| Exercise details |
Word for word, repeat the data; no picture should appear in the result.

(Document page records)
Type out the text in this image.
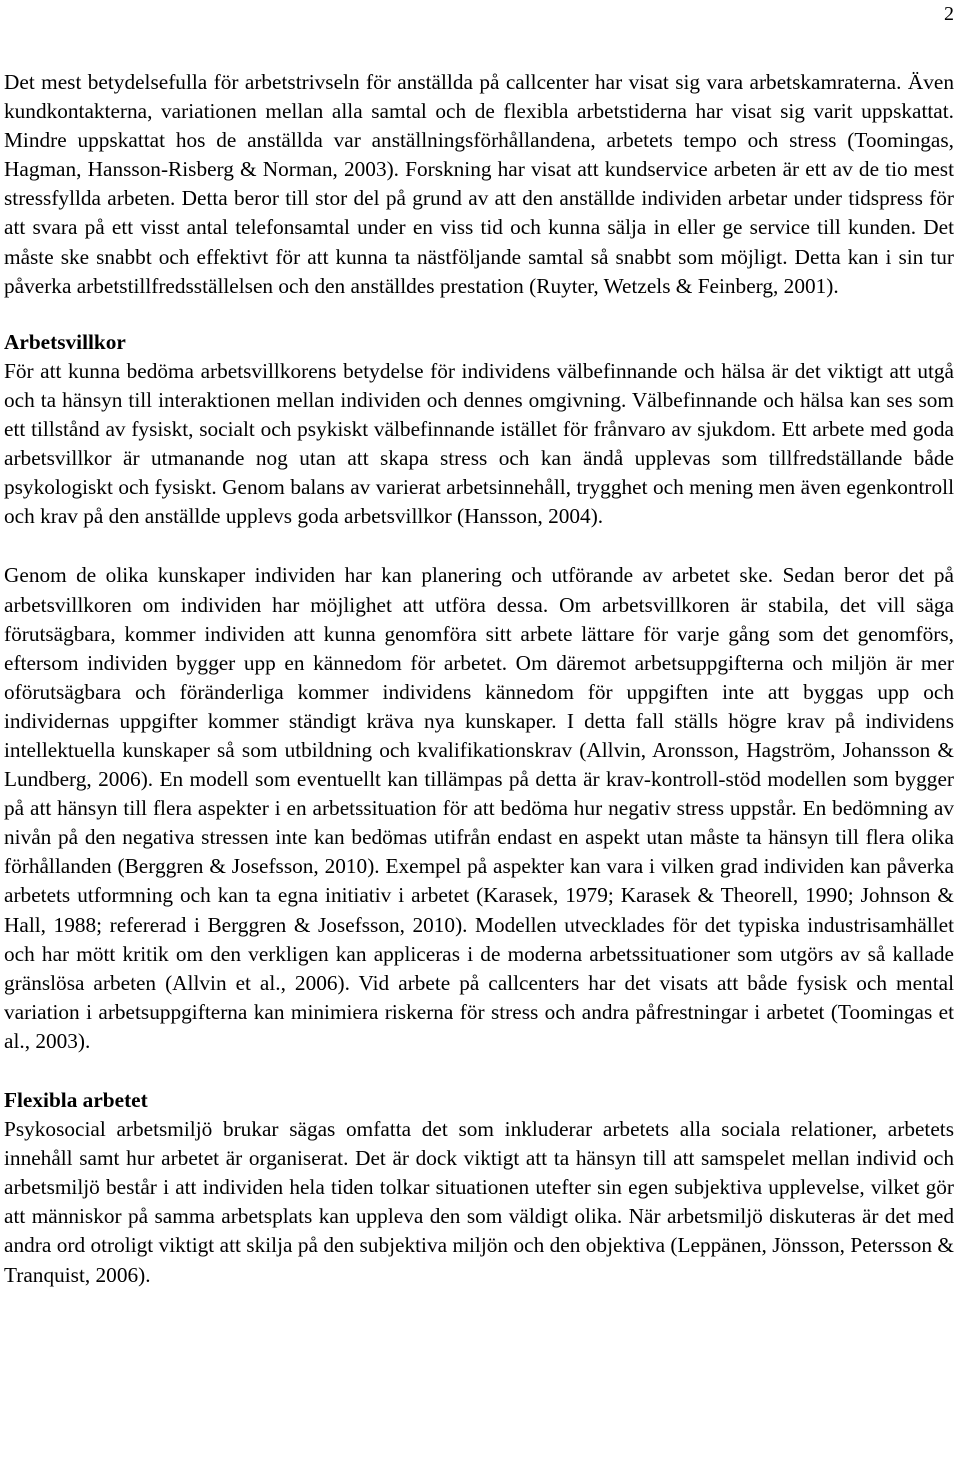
2

Det mest betydelsefulla för arbetstrivseln för anställda på callcenter har visat sig vara arbetskamraterna. Även kundkontakterna, variationen mellan alla samtal och de flexibla arbetstiderna har visat sig varit uppskattat. Mindre uppskattat hos de anställda var anställningsförhållandena, arbetets tempo och stress (Toomingas, Hagman, Hansson-Risberg & Norman, 2003). Forskning har visat att kundservice arbeten är ett av de tio mest stressfyllda arbeten. Detta beror till stor del på grund av att den anställde individen arbetar under tidspress för att svara på ett visst antal telefonsamtal under en viss tid och kunna sälja in eller ge service till kunden. Det måste ske snabbt och effektivt för att kunna ta nästföljande samtal så snabbt som möjligt. Detta kan i sin tur påverka arbetstillfredsställelsen och den anställdes prestation (Ruyter, Wetzels & Feinberg, 2001).

Arbetsvillkor

För att kunna bedöma arbetsvillkorens betydelse för individens välbefinnande och hälsa är det viktigt att utgå och ta hänsyn till interaktionen mellan individen och dennes omgivning. Välbefinnande och hälsa kan ses som ett tillstånd av fysiskt, socialt och psykiskt välbefinnande istället för frånvaro av sjukdom. Ett arbete med goda arbetsvillkor är utmanande nog utan att skapa stress och kan ändå upplevas som tillfredställande både psykologiskt och fysiskt. Genom balans av varierat arbetsinnehåll, trygghet och mening men även egenkontroll och krav på den anställde upplevs goda arbetsvillkor (Hansson, 2004).

Genom de olika kunskaper individen har kan planering och utförande av arbetet ske. Sedan beror det på arbetsvillkoren om individen har möjlighet att utföra dessa. Om arbetsvillkoren är stabila, det vill säga förutsägbara, kommer individen att kunna genomföra sitt arbete lättare för varje gång som det genomförs, eftersom individen bygger upp en kännedom för arbetet. Om däremot arbetsuppgifterna och miljön är mer oförutsägbara och föränderliga kommer individens kännedom för uppgiften inte att byggas upp och individernas uppgifter kommer ständigt kräva nya kunskaper. I detta fall ställs högre krav på individens intellektuella kunskaper så som utbildning och kvalifikationskrav (Allvin, Aronsson, Hagström, Johansson & Lundberg, 2006). En modell som eventuellt kan tillämpas på detta är krav-kontroll-stöd modellen som bygger på att hänsyn till flera aspekter i en arbetssituation för att bedöma hur negativ stress uppstår. En bedömning av nivån på den negativa stressen inte kan bedömas utifrån endast en aspekt utan måste ta hänsyn till flera olika förhållanden (Berggren & Josefsson, 2010). Exempel på aspekter kan vara i vilken grad individen kan påverka arbetets utformning och kan ta egna initiativ i arbetet (Karasek, 1979; Karasek & Theorell, 1990; Johnson & Hall, 1988; refererad i Berggren & Josefsson, 2010). Modellen utvecklades för det typiska industrisamhället och har mött kritik om den verkligen kan appliceras i de moderna arbetssituationer som utgörs av så kallade gränslösa arbeten (Allvin et al., 2006). Vid arbete på callcenters har det visats att både fysisk och mental variation i arbetsuppgifterna kan minimiera riskerna för stress och andra påfrestningar i arbetet (Toomingas et al., 2003).

Flexibla arbetet

Psykosocial arbetsmiljö brukar sägas omfatta det som inkluderar arbetets alla sociala relationer, arbetets innehåll samt hur arbetet är organiserat. Det är dock viktigt att ta hänsyn till att samspelet mellan individ och arbetsmiljö består i att individen hela tiden tolkar situationen utefter sin egen subjektiva upplevelse, vilket gör att människor på samma arbetsplats kan uppleva den som väldigt olika. När arbetsmiljö diskuteras är det med andra ord otroligt viktigt att skilja på den subjektiva miljön och den objektiva (Leppänen, Jönsson, Petersson & Tranquist, 2006).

| Result |
Type out the text in this image.
2

Det mest betydelsefulla för arbetstrivseln för anställda på callcenter har visat sig vara arbetskamraterna. Även kundkontakterna, variationen mellan alla samtal och de flexibla arbetstiderna har visat sig varit uppskattat. Mindre uppskattat hos de anställda var anställningsförhållandena, arbetets tempo och stress (Toomingas, Hagman, Hansson-Risberg & Norman, 2003). Forskning har visat att kundservice arbeten är ett av de tio mest stressfyllda arbeten. Detta beror till stor del på grund av att den anställde individen arbetar under tidspress för att svara på ett visst antal telefonsamtal under en viss tid och kunna sälja in eller ge service till kunden. Det måste ske snabbt och effektivt för att kunna ta nästföljande samtal så snabbt som möjligt. Detta kan i sin tur påverka arbetstillfredsställelsen och den anställdes prestation (Ruyter, Wetzels & Feinberg, 2001).

Arbetsvillkor

För att kunna bedöma arbetsvillkorens betydelse för individens välbefinnande och hälsa är det viktigt att utgå och ta hänsyn till interaktionen mellan individen och dennes omgivning. Välbefinnande och hälsa kan ses som ett tillstånd av fysiskt, socialt och psykiskt välbefinnande istället för frånvaro av sjukdom. Ett arbete med goda arbetsvillkor är utmanande nog utan att skapa stress och kan ändå upplevas som tillfredställande både psykologiskt och fysiskt. Genom balans av varierat arbetsinnehåll, trygghet och mening men även egenkontroll och krav på den anställde upplevs goda arbetsvillkor (Hansson, 2004).

Genom de olika kunskaper individen har kan planering och utförande av arbetet ske. Sedan beror det på arbetsvillkoren om individen har möjlighet att utföra dessa. Om arbetsvillkoren är stabila, det vill säga förutsägbara, kommer individen att kunna genomföra sitt arbete lättare för varje gång som det genomförs, eftersom individen bygger upp en kännedom för arbetet. Om däremot arbetsuppgifterna och miljön är mer oförutsägbara och föränderliga kommer individens kännedom för uppgiften inte att byggas upp och individernas uppgifter kommer ständigt kräva nya kunskaper. I detta fall ställs högre krav på individens intellektuella kunskaper så som utbildning och kvalifikationskrav (Allvin, Aronsson, Hagström, Johansson & Lundberg, 2006). En modell som eventuellt kan tillämpas på detta är krav-kontroll-stöd modellen som bygger på att hänsyn till flera aspekter i en arbetssituation för att bedöma hur negativ stress uppstår. En bedömning av nivån på den negativa stressen inte kan bedömas utifrån endast en aspekt utan måste ta hänsyn till flera olika förhållanden (Berggren & Josefsson, 2010). Exempel på aspekter kan vara i vilken grad individen kan påverka arbetets utformning och kan ta egna initiativ i arbetet (Karasek, 1979; Karasek & Theorell, 1990; Johnson & Hall, 1988; refererad i Berggren & Josefsson, 2010). Modellen utvecklades för det typiska industrisamhället och har mött kritik om den verkligen kan appliceras i de moderna arbetssituationer som utgörs av så kallade gränslösa arbeten (Allvin et al., 2006). Vid arbete på callcenters har det visats att både fysisk och mental variation i arbetsuppgifterna kan minimiera riskerna för stress och andra påfrestningar i arbetet (Toomingas et al., 2003).

Flexibla arbetet

Psykosocial arbetsmiljö brukar sägas omfatta det som inkluderar arbetets alla sociala relationer, arbetets innehåll samt hur arbetet är organiserat. Det är dock viktigt att ta hänsyn till att samspelet mellan individ och arbetsmiljö består i att individen hela tiden tolkar situationen utefter sin egen subjektiva upplevelse, vilket gör att människor på samma arbetsplats kan uppleva den som väldigt olika. När arbetsmiljö diskuteras är det med andra ord otroligt viktigt att skilja på den subjektiva miljön och den objektiva (Leppänen, Jönsson, Petersson & Tranquist, 2006).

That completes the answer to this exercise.